Directive: Copy out all of the material exactly as presented.

Items from a figure collection:
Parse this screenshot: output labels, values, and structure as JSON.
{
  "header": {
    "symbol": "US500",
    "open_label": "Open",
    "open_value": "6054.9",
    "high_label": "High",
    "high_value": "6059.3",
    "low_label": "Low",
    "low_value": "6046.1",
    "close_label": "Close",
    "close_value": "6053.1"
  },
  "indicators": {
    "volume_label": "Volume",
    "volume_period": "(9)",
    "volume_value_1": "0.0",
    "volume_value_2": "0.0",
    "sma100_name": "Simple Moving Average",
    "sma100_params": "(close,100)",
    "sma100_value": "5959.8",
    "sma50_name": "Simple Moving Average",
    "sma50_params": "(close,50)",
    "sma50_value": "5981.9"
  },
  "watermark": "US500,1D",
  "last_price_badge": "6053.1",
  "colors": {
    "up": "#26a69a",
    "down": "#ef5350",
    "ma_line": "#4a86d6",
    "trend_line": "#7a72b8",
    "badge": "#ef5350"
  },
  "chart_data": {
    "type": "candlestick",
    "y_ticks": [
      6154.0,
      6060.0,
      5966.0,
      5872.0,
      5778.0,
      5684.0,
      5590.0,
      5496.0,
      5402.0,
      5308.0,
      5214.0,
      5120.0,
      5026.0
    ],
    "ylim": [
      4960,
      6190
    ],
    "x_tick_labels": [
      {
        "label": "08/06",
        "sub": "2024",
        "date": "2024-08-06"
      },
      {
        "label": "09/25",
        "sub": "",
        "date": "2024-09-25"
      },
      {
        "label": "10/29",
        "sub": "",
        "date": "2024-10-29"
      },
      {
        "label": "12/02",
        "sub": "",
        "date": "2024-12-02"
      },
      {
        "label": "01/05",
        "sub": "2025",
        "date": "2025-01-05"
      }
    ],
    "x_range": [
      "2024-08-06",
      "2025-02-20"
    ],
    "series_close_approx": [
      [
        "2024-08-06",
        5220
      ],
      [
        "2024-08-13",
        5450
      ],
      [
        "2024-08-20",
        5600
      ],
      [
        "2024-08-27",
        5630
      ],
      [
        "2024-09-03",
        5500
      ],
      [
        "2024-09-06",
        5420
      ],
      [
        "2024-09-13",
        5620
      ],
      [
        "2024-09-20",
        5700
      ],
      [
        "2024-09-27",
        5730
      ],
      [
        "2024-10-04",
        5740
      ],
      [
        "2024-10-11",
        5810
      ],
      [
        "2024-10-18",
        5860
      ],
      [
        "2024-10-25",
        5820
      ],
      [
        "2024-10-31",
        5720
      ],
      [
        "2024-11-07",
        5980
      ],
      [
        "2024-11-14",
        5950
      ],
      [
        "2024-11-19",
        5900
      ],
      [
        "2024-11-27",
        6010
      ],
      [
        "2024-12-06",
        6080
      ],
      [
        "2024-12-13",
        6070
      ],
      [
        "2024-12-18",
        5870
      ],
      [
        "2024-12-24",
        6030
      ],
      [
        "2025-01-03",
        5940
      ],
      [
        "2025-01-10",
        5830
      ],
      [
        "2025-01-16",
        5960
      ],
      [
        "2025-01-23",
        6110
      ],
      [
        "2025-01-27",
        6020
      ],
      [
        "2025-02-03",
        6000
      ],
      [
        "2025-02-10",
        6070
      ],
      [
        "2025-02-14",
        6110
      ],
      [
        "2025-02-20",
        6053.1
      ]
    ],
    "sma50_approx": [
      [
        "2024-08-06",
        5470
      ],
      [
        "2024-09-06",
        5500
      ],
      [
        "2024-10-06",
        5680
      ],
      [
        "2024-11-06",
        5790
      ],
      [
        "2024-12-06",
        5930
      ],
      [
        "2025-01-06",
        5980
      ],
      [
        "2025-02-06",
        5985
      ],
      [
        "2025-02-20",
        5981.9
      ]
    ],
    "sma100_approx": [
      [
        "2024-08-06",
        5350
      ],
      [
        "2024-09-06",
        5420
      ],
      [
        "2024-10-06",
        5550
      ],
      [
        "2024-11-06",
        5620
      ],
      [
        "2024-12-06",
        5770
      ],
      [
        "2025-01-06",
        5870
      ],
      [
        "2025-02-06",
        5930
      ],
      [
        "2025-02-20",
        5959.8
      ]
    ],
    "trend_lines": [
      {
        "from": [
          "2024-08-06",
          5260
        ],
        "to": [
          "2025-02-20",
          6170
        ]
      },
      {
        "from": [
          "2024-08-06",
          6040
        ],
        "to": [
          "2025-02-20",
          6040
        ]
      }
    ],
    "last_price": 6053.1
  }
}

Finished answer:
Parse this screenshot: output labels, values, and structure as JSON.
{
  "header": {
    "symbol": "US500",
    "open_label": "Open",
    "open_value": "6054.9",
    "high_label": "High",
    "high_value": "6059.3",
    "low_label": "Low",
    "low_value": "6046.1",
    "close_label": "Close",
    "close_value": "6053.1"
  },
  "indicators": {
    "volume_label": "Volume",
    "volume_period": "(9)",
    "volume_value_1": "0.0",
    "volume_value_2": "0.0",
    "sma100_name": "Simple Moving Average",
    "sma100_params": "(close,100)",
    "sma100_value": "5959.8",
    "sma50_name": "Simple Moving Average",
    "sma50_params": "(close,50)",
    "sma50_value": "5981.9"
  },
  "watermark": "US500,1D",
  "last_price_badge": "6053.1",
  "colors": {
    "up": "#26a69a",
    "down": "#ef5350",
    "ma_line": "#4a86d6",
    "trend_line": "#7a72b8",
    "badge": "#ef5350"
  },
  "chart_data": {
    "type": "candlestick",
    "y_ticks": [
      6154.0,
      6060.0,
      5966.0,
      5872.0,
      5778.0,
      5684.0,
      5590.0,
      5496.0,
      5402.0,
      5308.0,
      5214.0,
      5120.0,
      5026.0
    ],
    "ylim": [
      4960,
      6190
    ],
    "x_tick_labels": [
      {
        "label": "08/06",
        "sub": "2024",
        "date": "2024-08-06"
      },
      {
        "label": "09/25",
        "sub": "",
        "date": "2024-09-25"
      },
      {
        "label": "10/29",
        "sub": "",
        "date": "2024-10-29"
      },
      {
        "label": "12/02",
        "sub": "",
        "date": "2024-12-02"
      },
      {
        "label": "01/05",
        "sub": "2025",
        "date": "2025-01-05"
      }
    ],
    "x_range": [
      "2024-08-06",
      "2025-02-20"
    ],
    "series_close_approx": [
      [
        "2024-08-06",
        5220
      ],
      [
        "2024-08-13",
        5450
      ],
      [
        "2024-08-20",
        5600
      ],
      [
        "2024-08-27",
        5630
      ],
      [
        "2024-09-03",
        5500
      ],
      [
        "2024-09-06",
        5420
      ],
      [
        "2024-09-13",
        5620
      ],
      [
        "2024-09-20",
        5700
      ],
      [
        "2024-09-27",
        5730
      ],
      [
        "2024-10-04",
        5740
      ],
      [
        "2024-10-11",
        5810
      ],
      [
        "2024-10-18",
        5860
      ],
      [
        "2024-10-25",
        5820
      ],
      [
        "2024-10-31",
        5720
      ],
      [
        "2024-11-07",
        5980
      ],
      [
        "2024-11-14",
        5950
      ],
      [
        "2024-11-19",
        5900
      ],
      [
        "2024-11-27",
        6010
      ],
      [
        "2024-12-06",
        6080
      ],
      [
        "2024-12-13",
        6070
      ],
      [
        "2024-12-18",
        5870
      ],
      [
        "2024-12-24",
        6030
      ],
      [
        "2025-01-03",
        5940
      ],
      [
        "2025-01-10",
        5830
      ],
      [
        "2025-01-16",
        5960
      ],
      [
        "2025-01-23",
        6110
      ],
      [
        "2025-01-27",
        6020
      ],
      [
        "2025-02-03",
        6000
      ],
      [
        "2025-02-10",
        6070
      ],
      [
        "2025-02-14",
        6110
      ],
      [
        "2025-02-20",
        6053.1
      ]
    ],
    "sma50_approx": [
      [
        "2024-08-06",
        5470
      ],
      [
        "2024-09-06",
        5500
      ],
      [
        "2024-10-06",
        5680
      ],
      [
        "2024-11-06",
        5790
      ],
      [
        "2024-12-06",
        5930
      ],
      [
        "2025-01-06",
        5980
      ],
      [
        "2025-02-06",
        5985
      ],
      [
        "2025-02-20",
        5981.9
      ]
    ],
    "sma100_approx": [
      [
        "2024-08-06",
        5350
      ],
      [
        "2024-09-06",
        5420
      ],
      [
        "2024-10-06",
        5550
      ],
      [
        "2024-11-06",
        5620
      ],
      [
        "2024-12-06",
        5770
      ],
      [
        "2025-01-06",
        5870
      ],
      [
        "2025-02-06",
        5930
      ],
      [
        "2025-02-20",
        5959.8
      ]
    ],
    "trend_lines": [
      {
        "from": [
          "2024-08-06",
          5260
        ],
        "to": [
          "2025-02-20",
          6170
        ]
      },
      {
        "from": [
          "2024-08-06",
          6040
        ],
        "to": [
          "2025-02-20",
          6040
        ]
      }
    ],
    "last_price": 6053.1
  }
}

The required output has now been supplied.